Stored data entries
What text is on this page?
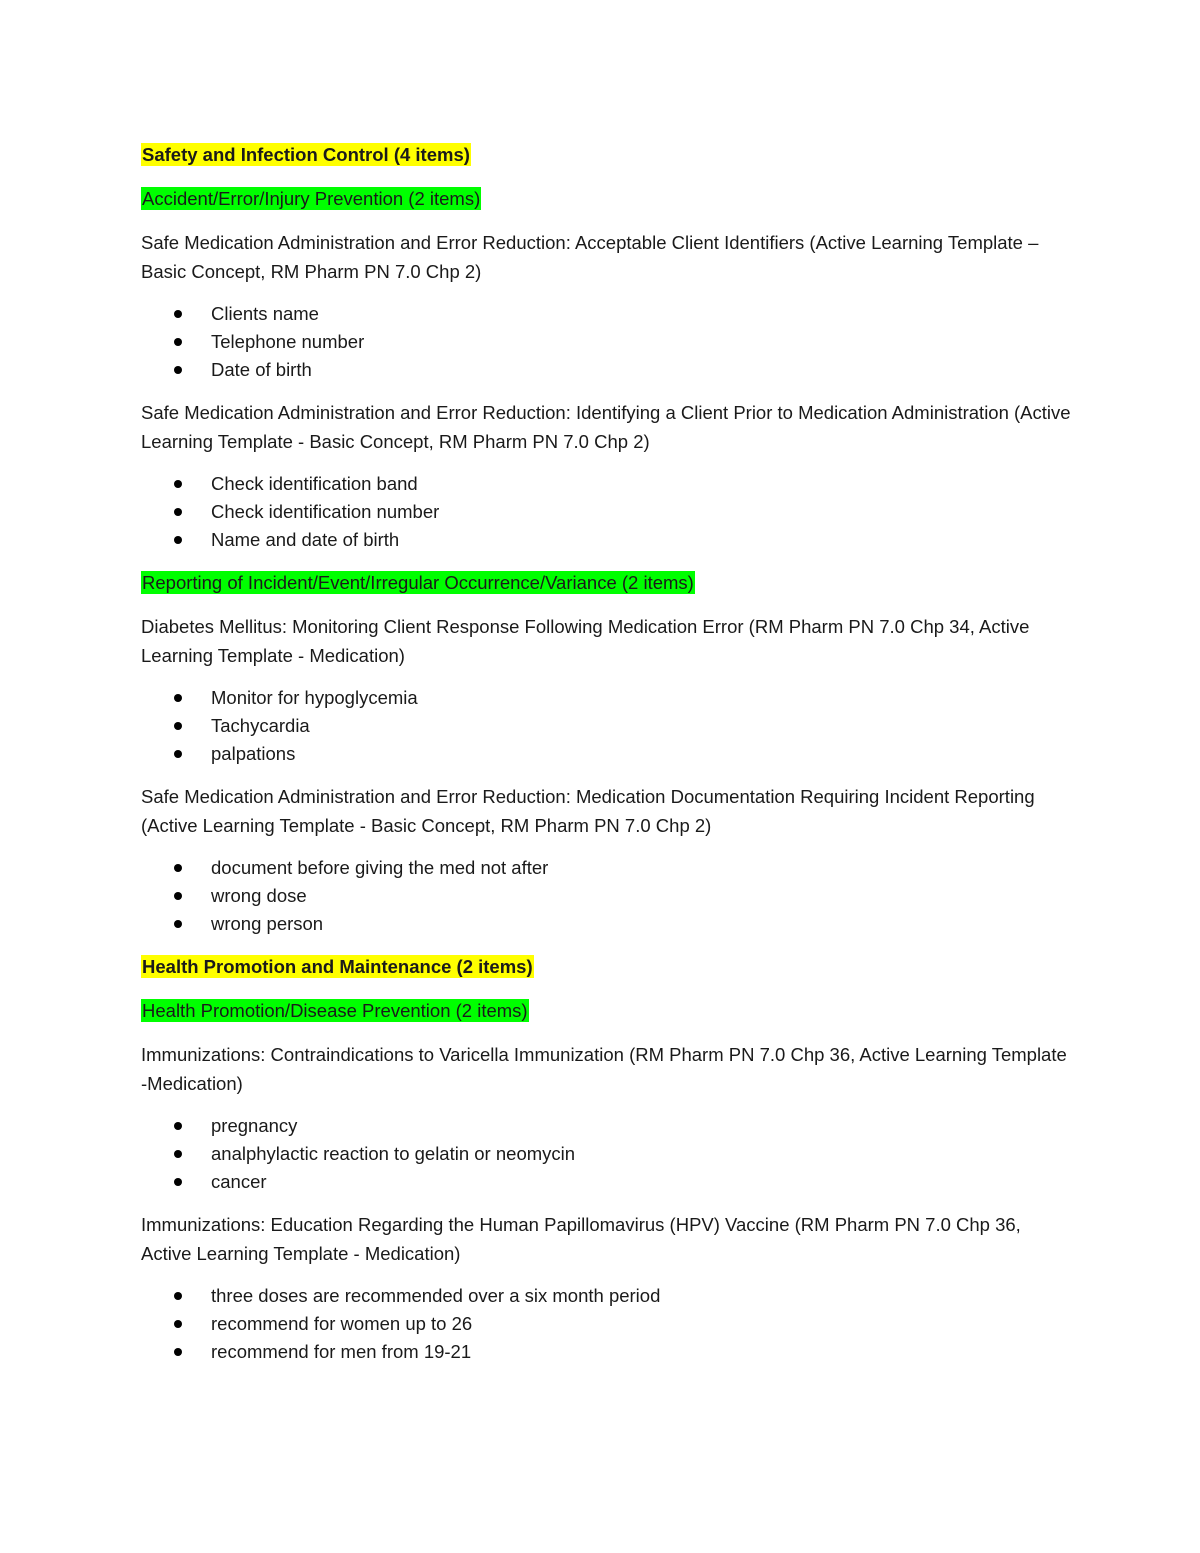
Safety and Infection Control (4 items)
Accident/Error/Injury Prevention (2 items)
Safe Medication Administration and Error Reduction: Acceptable Client Identifiers (Active Learning Template – Basic Concept, RM Pharm PN 7.0 Chp 2)
Clients name
Telephone number
Date of birth
Safe Medication Administration and Error Reduction: Identifying a Client Prior to Medication Administration (Active Learning Template - Basic Concept, RM Pharm PN 7.0 Chp 2)
Check identification band
Check identification number
Name and date of birth
Reporting of Incident/Event/Irregular Occurrence/Variance (2 items)
Diabetes Mellitus: Monitoring Client Response Following Medication Error (RM Pharm PN 7.0 Chp 34, Active Learning Template - Medication)
Monitor for hypoglycemia
Tachycardia
palpations
Safe Medication Administration and Error Reduction: Medication Documentation Requiring Incident Reporting (Active Learning Template - Basic Concept, RM Pharm PN 7.0 Chp 2)
document before giving the med not after
wrong dose
wrong person
Health Promotion and Maintenance (2 items)
Health Promotion/Disease Prevention (2 items)
Immunizations: Contraindications to Varicella Immunization (RM Pharm PN 7.0 Chp 36, Active Learning Template -Medication)
pregnancy
analphylactic reaction to gelatin or neomycin
cancer
Immunizations: Education Regarding the Human Papillomavirus (HPV) Vaccine (RM Pharm PN 7.0 Chp 36, Active Learning Template - Medication)
three doses are recommended over a six month period
recommend for women up to 26
recommend for men from 19-21
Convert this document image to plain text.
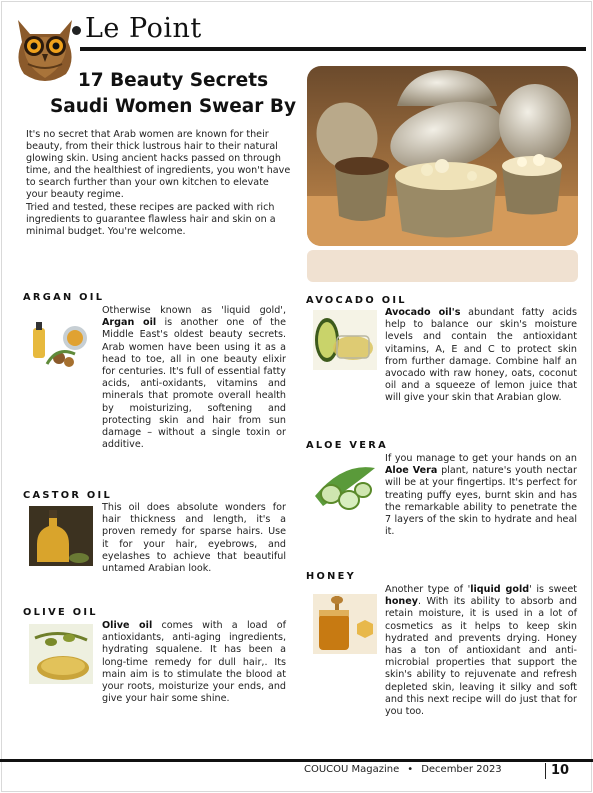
Le Point
17 Beauty Secrets
Saudi Women Swear By

It's no secret that Arab women are known for their beauty, from their thick lustrous hair to their natural glowing skin. Using ancient hacks passed on through time, and the healthiest of ingredients, you won't have to search further than your own kitchen to elevate your beauty regime.

Tried and tested, these recipes are packed with rich ingredients to guarantee flawless hair and skin on a minimal budget. You're welcome.

ARGAN OIL
Otherwise known as 'liquid gold', Argan oil is another one of the Middle East's oldest beauty secrets. Arab women have been using it as a head to toe, all in one beauty elixir for centuries. It's full of essential fatty acids, anti-oxidants, vitamins and minerals that promote overall health by moisturizing, softening and protecting skin and hair from sun damage – without a single toxin or additive.
CASTOR OIL
This oil does absolute wonders for hair thickness and length, it's a proven remedy for sparse hairs. Use it for your hair, eyebrows, and eyelashes to achieve that beautiful untamed Arabian look.
OLIVE OIL
Olive oil comes with a load of antioxidants, anti-aging ingredients, hydrating squalene. It has been a long-time remedy for dull hair,. Its main aim is to stimulate the blood at your roots, moisturize your ends, and give your hair some shine.
AVOCADO OIL
Avocado oil's abundant fatty acids help to balance our skin's moisture levels and contain the antioxidant vitamins, A, E and C to protect skin from further damage. Combine half an avocado with raw honey, oats, coconut oil and a squeeze of lemon juice that will give your skin that Arabian glow.
ALOE VERA
If you manage to get your hands on an Aloe Vera plant, nature's youth nectar will be at your fingertips. It's perfect for treating puffy eyes, burnt skin and has the remarkable ability to penetrate the 7 layers of the skin to hydrate and heal it.
HONEY
Another type of 'liquid gold' is sweet honey. With its ability to absorb and retain moisture, it is used in a lot of cosmetics as it helps to keep skin hydrated and prevents drying. Honey has a ton of antioxidant and anti-microbial properties that support the skin's ability to rejuvenate and refresh depleted skin, leaving it silky and soft and this next recipe will do just that for you too.
COUCOU Magazine • December 2023	10
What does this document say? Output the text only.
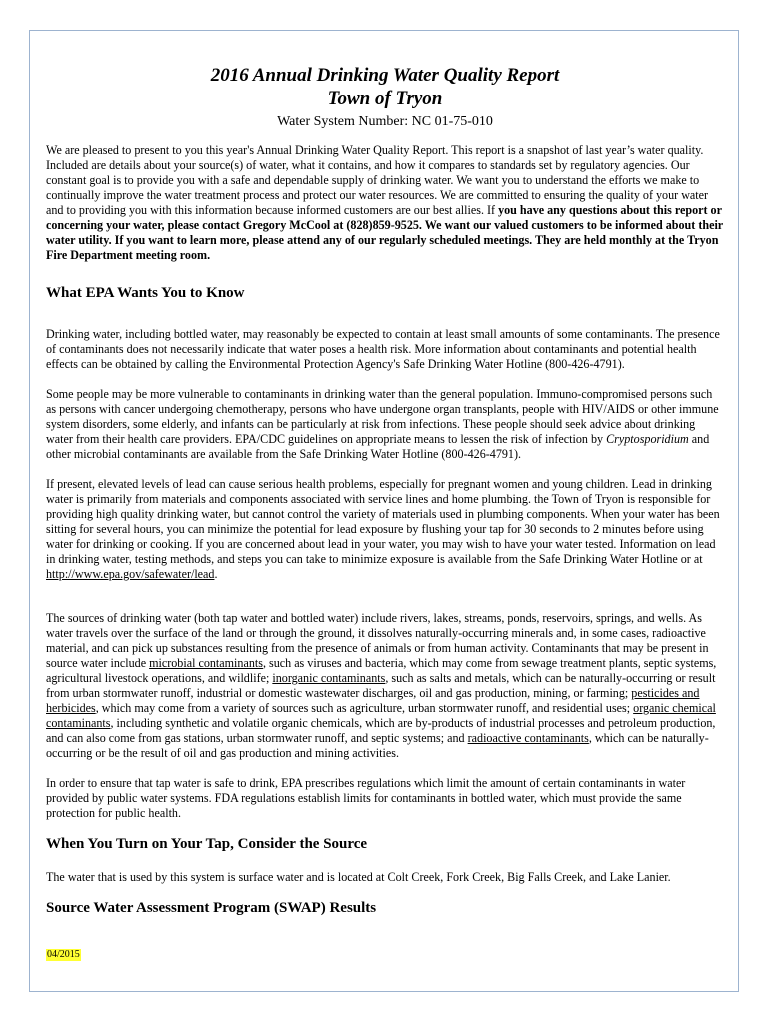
2016 Annual Drinking Water Quality Report
Town of Tryon
Water System Number: NC 01-75-010

We are pleased to present to you this year's Annual Drinking Water Quality Report. This report is a snapshot of last year’s water quality. Included are details about your source(s) of water, what it contains, and how it compares to standards set by regulatory agencies. Our constant goal is to provide you with a safe and dependable supply of drinking water. We want you to understand the efforts we make to continually improve the water treatment process and protect our water resources. We are committed to ensuring the quality of your water and to providing you with this information because informed customers are our best allies. If you have any questions about this report or concerning your water, please contact Gregory McCool at (828)859-9525. We want our valued customers to be informed about their water utility. If you want to learn more, please attend any of our regularly scheduled meetings. They are held monthly at the Tryon Fire Department meeting room.

What EPA Wants You to Know

Drinking water, including bottled water, may reasonably be expected to contain at least small amounts of some contaminants. The presence of contaminants does not necessarily indicate that water poses a health risk. More information about contaminants and potential health effects can be obtained by calling the Environmental Protection Agency's Safe Drinking Water Hotline (800-426-4791).

Some people may be more vulnerable to contaminants in drinking water than the general population. Immuno-compromised persons such as persons with cancer undergoing chemotherapy, persons who have undergone organ transplants, people with HIV/AIDS or other immune system disorders, some elderly, and infants can be particularly at risk from infections. These people should seek advice about drinking water from their health care providers. EPA/CDC guidelines on appropriate means to lessen the risk of infection by Cryptosporidium and other microbial contaminants are available from the Safe Drinking Water Hotline (800-426-4791).

If present, elevated levels of lead can cause serious health problems, especially for pregnant women and young children. Lead in drinking water is primarily from materials and components associated with service lines and home plumbing. the Town of Tryon is responsible for providing high quality drinking water, but cannot control the variety of materials used in plumbing components. When your water has been sitting for several hours, you can minimize the potential for lead exposure by flushing your tap for 30 seconds to 2 minutes before using water for drinking or cooking. If you are concerned about lead in your water, you may wish to have your water tested. Information on lead in drinking water, testing methods, and steps you can take to minimize exposure is available from the Safe Drinking Water Hotline or at http://www.epa.gov/safewater/lead.

The sources of drinking water (both tap water and bottled water) include rivers, lakes, streams, ponds, reservoirs, springs, and wells. As water travels over the surface of the land or through the ground, it dissolves naturally-occurring minerals and, in some cases, radioactive material, and can pick up substances resulting from the presence of animals or from human activity. Contaminants that may be present in source water include microbial contaminants, such as viruses and bacteria, which may come from sewage treatment plants, septic systems, agricultural livestock operations, and wildlife; inorganic contaminants, such as salts and metals, which can be naturally-occurring or result from urban stormwater runoff, industrial or domestic wastewater discharges, oil and gas production, mining, or farming; pesticides and herbicides, which may come from a variety of sources such as agriculture, urban stormwater runoff, and residential uses; organic chemical contaminants, including synthetic and volatile organic chemicals, which are by-products of industrial processes and petroleum production, and can also come from gas stations, urban stormwater runoff, and septic systems; and radioactive contaminants, which can be naturally-occurring or be the result of oil and gas production and mining activities.

In order to ensure that tap water is safe to drink, EPA prescribes regulations which limit the amount of certain contaminants in water provided by public water systems. FDA regulations establish limits for contaminants in bottled water, which must provide the same protection for public health.

When You Turn on Your Tap, Consider the Source

The water that is used by this system is surface water and is located at Colt Creek, Fork Creek, Big Falls Creek, and Lake Lanier.

Source Water Assessment Program (SWAP) Results
04/2015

# What the task asks
Copy each line of the entries in which the string "text" is found.

# Solution to the exercise
What text is on this page?
Convert this document image to plain text.
What does this document say? Output the text only.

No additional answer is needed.